Read through the records below and copy each line that uses the word "will".

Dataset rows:
◆ ◆ ◆

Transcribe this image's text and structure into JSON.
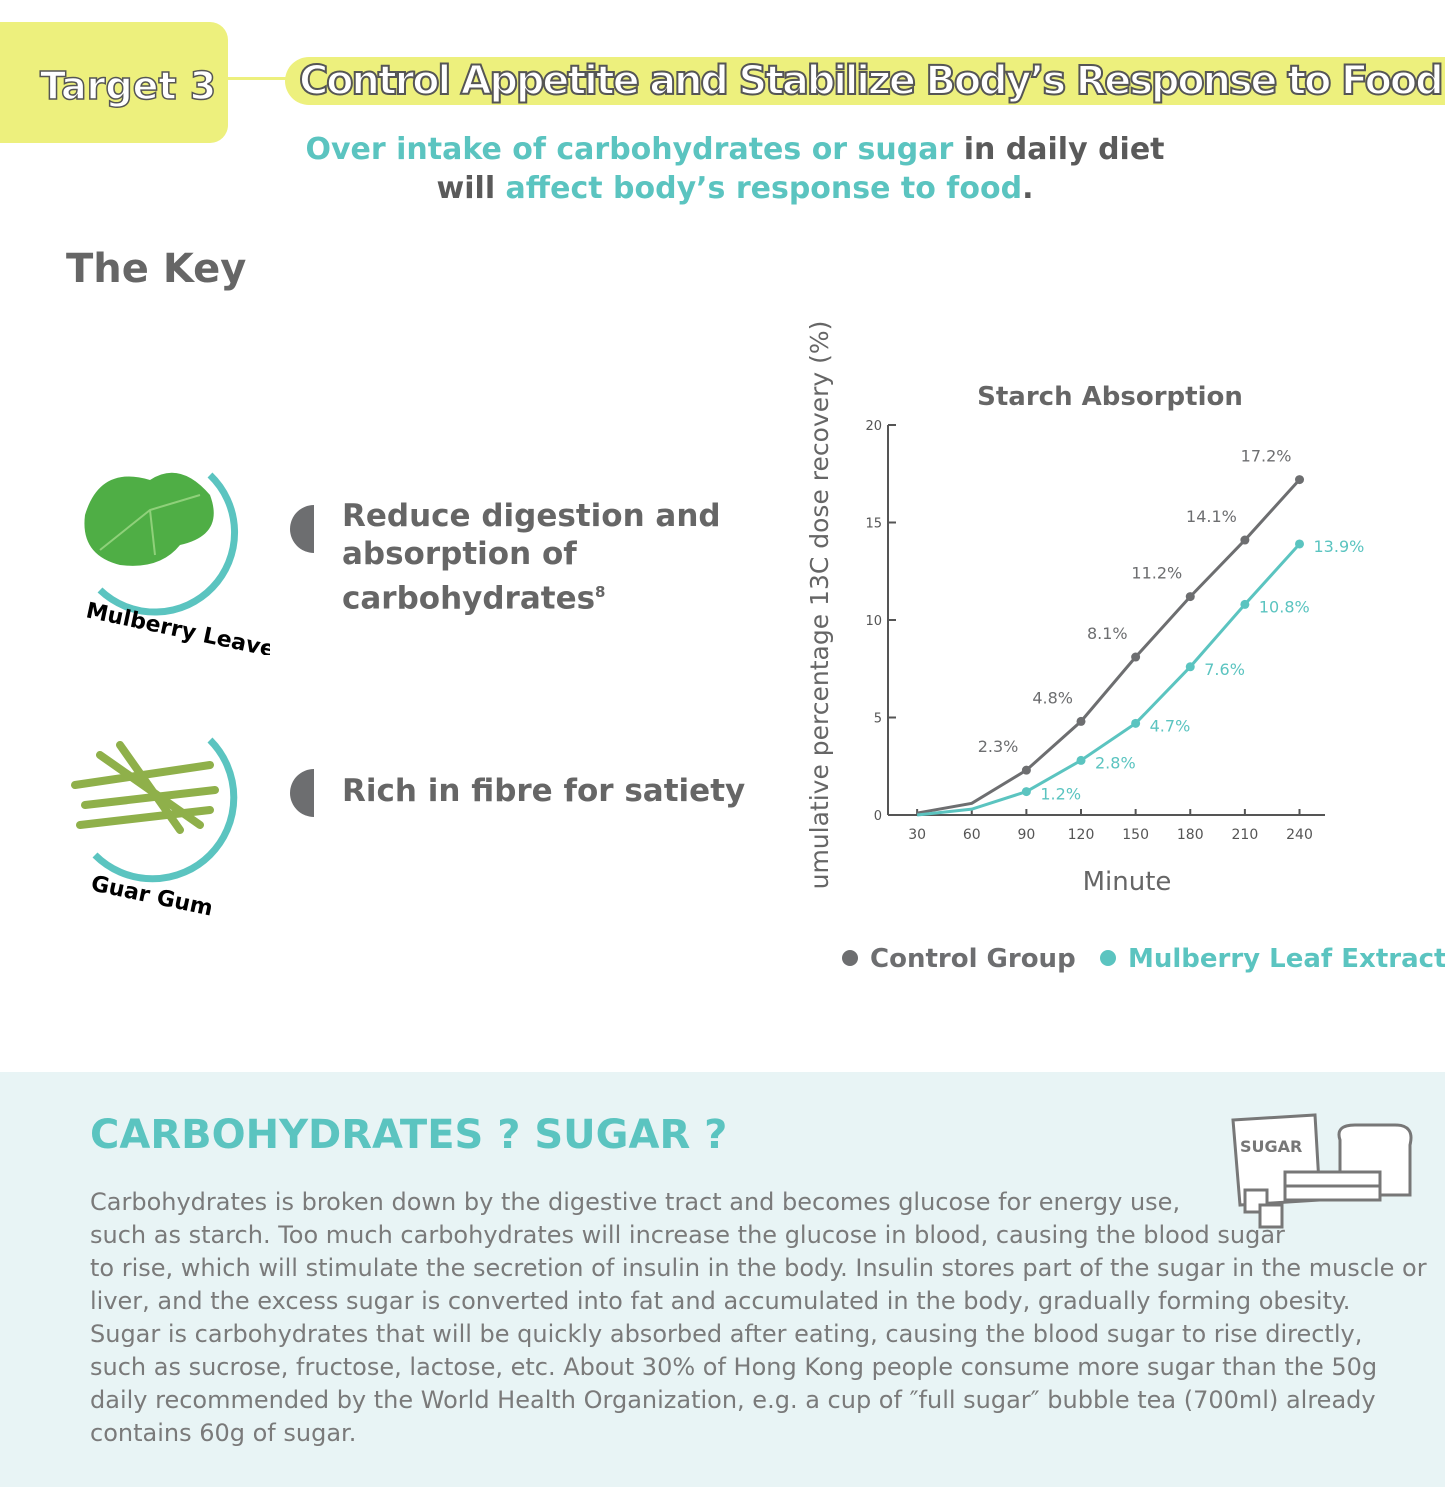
{
  "header": {
    "target": "Target 3",
    "title": "Control Appetite and Stabilize Body’s Response to Food"
  },
  "intro": [
    [
      {
        "text": "Over intake of carbohydrates or sugar",
        "color": "#5bc4c0"
      },
      {
        "text": " in daily diet",
        "color": "#5a5a5a"
      }
    ],
    [
      {
        "text": "will ",
        "color": "#5a5a5a"
      },
      {
        "text": "affect body’s response to food",
        "color": "#5bc4c0"
      },
      {
        "text": ".",
        "color": "#5a5a5a"
      }
    ]
  ],
  "key": {
    "title": "The Key",
    "items": [
      {
        "label": "Mulberry Leaves",
        "text": "Reduce digestion and absorption of carbohydrates",
        "sup": "8"
      },
      {
        "label": "Guar Gum",
        "text": "Rich in fibre for satiety"
      }
    ]
  },
  "chart_data": {
    "type": "line",
    "title": "Starch Absorption",
    "y_label": "umulative percentage 13C dose recovery (%)",
    "x_label": "Minute",
    "x": [
      30,
      60,
      90,
      120,
      150,
      180,
      210,
      240
    ],
    "xlim": [
      14,
      254
    ],
    "xticks": [
      30,
      60,
      90,
      120,
      150,
      180,
      210,
      240
    ],
    "ylim": [
      0,
      20
    ],
    "yticks": [
      0,
      5,
      10,
      15,
      20
    ],
    "series": [
      {
        "name": "Control Group",
        "color": "#6d6e70",
        "values": [
          0.1,
          0.6,
          2.3,
          4.8,
          8.1,
          11.2,
          14.1,
          17.2
        ],
        "value_labels": [
          null,
          null,
          "2.3%",
          "4.8%",
          "8.1%",
          "11.2%",
          "14.1%",
          "17.2%"
        ]
      },
      {
        "name": "Mulberry Leaf Extract",
        "color": "#5bc4c0",
        "values": [
          0,
          0.3,
          1.2,
          2.8,
          4.7,
          7.6,
          10.8,
          13.9
        ],
        "value_labels": [
          null,
          null,
          "1.2%",
          "2.8%",
          "4.7%",
          "7.6%",
          "10.8%",
          "13.9%"
        ]
      }
    ]
  },
  "info": {
    "title": "CARBOHYDRATES ? SUGAR ?",
    "icon_label": "SUGAR",
    "lines": [
      "Carbohydrates is broken down by the digestive tract and becomes glucose for energy use,",
      "such as starch. Too much carbohydrates will increase the glucose in blood, causing the blood sugar",
      "to rise, which will stimulate the secretion of insulin in the body. Insulin stores part of the sugar in the muscle or",
      "liver, and the excess sugar is converted into fat and accumulated in the body, gradually forming obesity.",
      "Sugar is carbohydrates that will be quickly absorbed after eating, causing the blood sugar to rise directly,",
      "such as sucrose, fructose, lactose, etc. About 30% of Hong Kong people consume more sugar than the 50g",
      "daily recommended by the World Health Organization, e.g. a cup of ″full sugar″ bubble tea (700ml) already",
      "contains 60g of sugar."
    ]
  }
}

◆ ◆ ◆

● ANSWER TO THIS PROBLEM:
        "text": "will ",
      "such as starch. Too much carbohydrates will increase the glucose in blood, causing the blood sugar",
      "to rise, which will stimulate the secretion of insulin in the body. Insulin stores part of the sugar in the muscle or",
      "Sugar is carbohydrates that will be quickly absorbed after eating, causing the blood sugar to rise directly,",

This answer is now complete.